The request: Copy each line with the word "Leibniz" in it.

[Start Data for the task]

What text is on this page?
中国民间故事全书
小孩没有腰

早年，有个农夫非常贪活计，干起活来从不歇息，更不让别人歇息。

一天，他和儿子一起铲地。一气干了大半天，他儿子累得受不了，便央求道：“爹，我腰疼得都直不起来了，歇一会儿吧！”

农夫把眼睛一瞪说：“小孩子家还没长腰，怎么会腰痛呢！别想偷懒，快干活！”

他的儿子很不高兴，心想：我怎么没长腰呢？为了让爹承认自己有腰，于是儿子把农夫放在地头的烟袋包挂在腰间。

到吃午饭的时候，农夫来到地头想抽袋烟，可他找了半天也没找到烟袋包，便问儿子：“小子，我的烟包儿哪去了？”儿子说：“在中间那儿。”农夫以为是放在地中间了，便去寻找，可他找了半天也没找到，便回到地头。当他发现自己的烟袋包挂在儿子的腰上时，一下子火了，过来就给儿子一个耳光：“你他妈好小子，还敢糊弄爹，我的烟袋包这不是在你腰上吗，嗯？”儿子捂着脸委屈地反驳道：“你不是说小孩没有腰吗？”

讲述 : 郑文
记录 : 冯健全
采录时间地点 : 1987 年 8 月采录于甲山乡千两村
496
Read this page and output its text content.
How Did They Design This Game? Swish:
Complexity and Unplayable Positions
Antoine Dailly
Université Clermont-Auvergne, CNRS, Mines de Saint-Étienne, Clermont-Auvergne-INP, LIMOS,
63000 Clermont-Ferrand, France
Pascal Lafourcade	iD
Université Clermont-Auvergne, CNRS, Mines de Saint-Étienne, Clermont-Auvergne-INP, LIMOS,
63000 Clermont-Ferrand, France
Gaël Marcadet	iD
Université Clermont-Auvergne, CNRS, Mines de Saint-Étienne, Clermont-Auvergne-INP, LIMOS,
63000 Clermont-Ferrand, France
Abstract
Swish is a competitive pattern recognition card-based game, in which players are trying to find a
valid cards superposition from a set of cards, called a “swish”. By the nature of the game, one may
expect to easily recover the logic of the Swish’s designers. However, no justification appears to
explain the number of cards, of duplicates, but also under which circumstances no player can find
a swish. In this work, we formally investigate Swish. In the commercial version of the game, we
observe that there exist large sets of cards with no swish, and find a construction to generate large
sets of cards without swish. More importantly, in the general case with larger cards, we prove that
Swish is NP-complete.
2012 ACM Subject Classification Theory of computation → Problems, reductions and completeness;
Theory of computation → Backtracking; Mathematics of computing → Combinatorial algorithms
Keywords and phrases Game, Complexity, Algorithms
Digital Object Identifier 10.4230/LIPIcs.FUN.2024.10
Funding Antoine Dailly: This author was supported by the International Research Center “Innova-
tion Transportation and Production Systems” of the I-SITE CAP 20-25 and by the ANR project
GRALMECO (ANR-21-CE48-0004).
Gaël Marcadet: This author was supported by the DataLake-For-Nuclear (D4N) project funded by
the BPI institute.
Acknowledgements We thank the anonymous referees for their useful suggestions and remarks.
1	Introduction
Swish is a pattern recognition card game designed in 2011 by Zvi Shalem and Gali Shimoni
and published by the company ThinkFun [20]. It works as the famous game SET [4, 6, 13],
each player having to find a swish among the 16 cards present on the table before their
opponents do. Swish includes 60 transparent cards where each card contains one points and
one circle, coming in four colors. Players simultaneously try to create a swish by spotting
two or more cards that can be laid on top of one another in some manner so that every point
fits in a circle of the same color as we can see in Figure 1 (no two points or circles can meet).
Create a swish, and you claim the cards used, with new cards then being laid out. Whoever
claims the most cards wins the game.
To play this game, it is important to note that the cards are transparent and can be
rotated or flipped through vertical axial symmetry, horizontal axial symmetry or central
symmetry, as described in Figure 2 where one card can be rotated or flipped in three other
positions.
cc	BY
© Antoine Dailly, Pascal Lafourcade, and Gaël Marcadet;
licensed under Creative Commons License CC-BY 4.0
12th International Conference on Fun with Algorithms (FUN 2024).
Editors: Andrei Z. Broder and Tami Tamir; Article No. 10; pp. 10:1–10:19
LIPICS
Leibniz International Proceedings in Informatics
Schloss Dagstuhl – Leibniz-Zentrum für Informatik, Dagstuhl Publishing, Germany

[End Data for the task]

Exercise response:
Leibniz International Proceedings in Informatics
Schloss Dagstuhl – Leibniz-Zentrum für Informatik, Dagstuhl Publishing, Germany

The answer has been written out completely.